● Set problem:
Determine the number of lines containing the word "complete", and state that figure alone.

[Dataset entries]
---

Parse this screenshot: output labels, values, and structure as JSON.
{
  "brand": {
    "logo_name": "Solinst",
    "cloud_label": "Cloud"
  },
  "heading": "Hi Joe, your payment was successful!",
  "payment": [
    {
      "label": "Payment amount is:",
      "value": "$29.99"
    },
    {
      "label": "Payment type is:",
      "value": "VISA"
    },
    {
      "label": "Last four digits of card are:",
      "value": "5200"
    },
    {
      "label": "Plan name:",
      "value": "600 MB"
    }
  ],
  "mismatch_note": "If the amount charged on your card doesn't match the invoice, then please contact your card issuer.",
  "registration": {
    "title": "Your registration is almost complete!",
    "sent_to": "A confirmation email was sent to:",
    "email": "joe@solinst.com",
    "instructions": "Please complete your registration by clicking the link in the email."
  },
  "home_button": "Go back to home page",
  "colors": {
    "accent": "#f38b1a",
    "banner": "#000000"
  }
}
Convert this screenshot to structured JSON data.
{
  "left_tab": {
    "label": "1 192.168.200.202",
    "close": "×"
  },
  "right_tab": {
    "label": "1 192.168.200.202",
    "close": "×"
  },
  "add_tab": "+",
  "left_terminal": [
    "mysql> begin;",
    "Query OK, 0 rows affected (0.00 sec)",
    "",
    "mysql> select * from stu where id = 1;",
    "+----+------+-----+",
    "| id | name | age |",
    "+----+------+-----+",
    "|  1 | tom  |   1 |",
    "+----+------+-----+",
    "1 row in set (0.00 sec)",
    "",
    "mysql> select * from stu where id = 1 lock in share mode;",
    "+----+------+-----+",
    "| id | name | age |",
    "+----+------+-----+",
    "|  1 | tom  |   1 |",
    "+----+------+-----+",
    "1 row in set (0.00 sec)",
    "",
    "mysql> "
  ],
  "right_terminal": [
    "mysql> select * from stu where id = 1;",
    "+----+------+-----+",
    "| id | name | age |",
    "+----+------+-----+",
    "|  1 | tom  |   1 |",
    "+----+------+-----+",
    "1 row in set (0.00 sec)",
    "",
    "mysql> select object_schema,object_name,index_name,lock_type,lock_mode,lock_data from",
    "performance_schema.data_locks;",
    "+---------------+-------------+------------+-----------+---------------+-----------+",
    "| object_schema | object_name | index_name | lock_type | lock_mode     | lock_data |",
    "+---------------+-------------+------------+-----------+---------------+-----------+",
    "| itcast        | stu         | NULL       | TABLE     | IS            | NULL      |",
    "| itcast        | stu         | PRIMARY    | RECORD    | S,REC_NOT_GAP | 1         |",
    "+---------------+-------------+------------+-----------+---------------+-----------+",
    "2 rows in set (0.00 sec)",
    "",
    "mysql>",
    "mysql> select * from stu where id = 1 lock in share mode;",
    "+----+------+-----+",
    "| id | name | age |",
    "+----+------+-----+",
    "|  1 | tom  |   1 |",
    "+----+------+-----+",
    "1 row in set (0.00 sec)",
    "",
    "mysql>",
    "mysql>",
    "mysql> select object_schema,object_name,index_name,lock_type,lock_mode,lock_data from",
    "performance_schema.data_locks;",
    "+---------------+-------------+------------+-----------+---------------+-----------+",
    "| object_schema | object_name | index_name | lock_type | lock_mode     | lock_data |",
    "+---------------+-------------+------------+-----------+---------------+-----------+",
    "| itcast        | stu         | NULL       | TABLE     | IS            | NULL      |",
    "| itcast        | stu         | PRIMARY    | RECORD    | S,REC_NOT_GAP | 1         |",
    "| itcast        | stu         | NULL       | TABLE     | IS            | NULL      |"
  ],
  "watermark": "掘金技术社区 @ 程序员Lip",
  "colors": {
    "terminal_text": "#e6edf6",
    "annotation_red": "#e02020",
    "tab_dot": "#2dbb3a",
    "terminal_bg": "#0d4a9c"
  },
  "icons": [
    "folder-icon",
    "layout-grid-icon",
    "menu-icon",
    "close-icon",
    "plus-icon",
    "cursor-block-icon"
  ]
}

---

● Answer in full:
2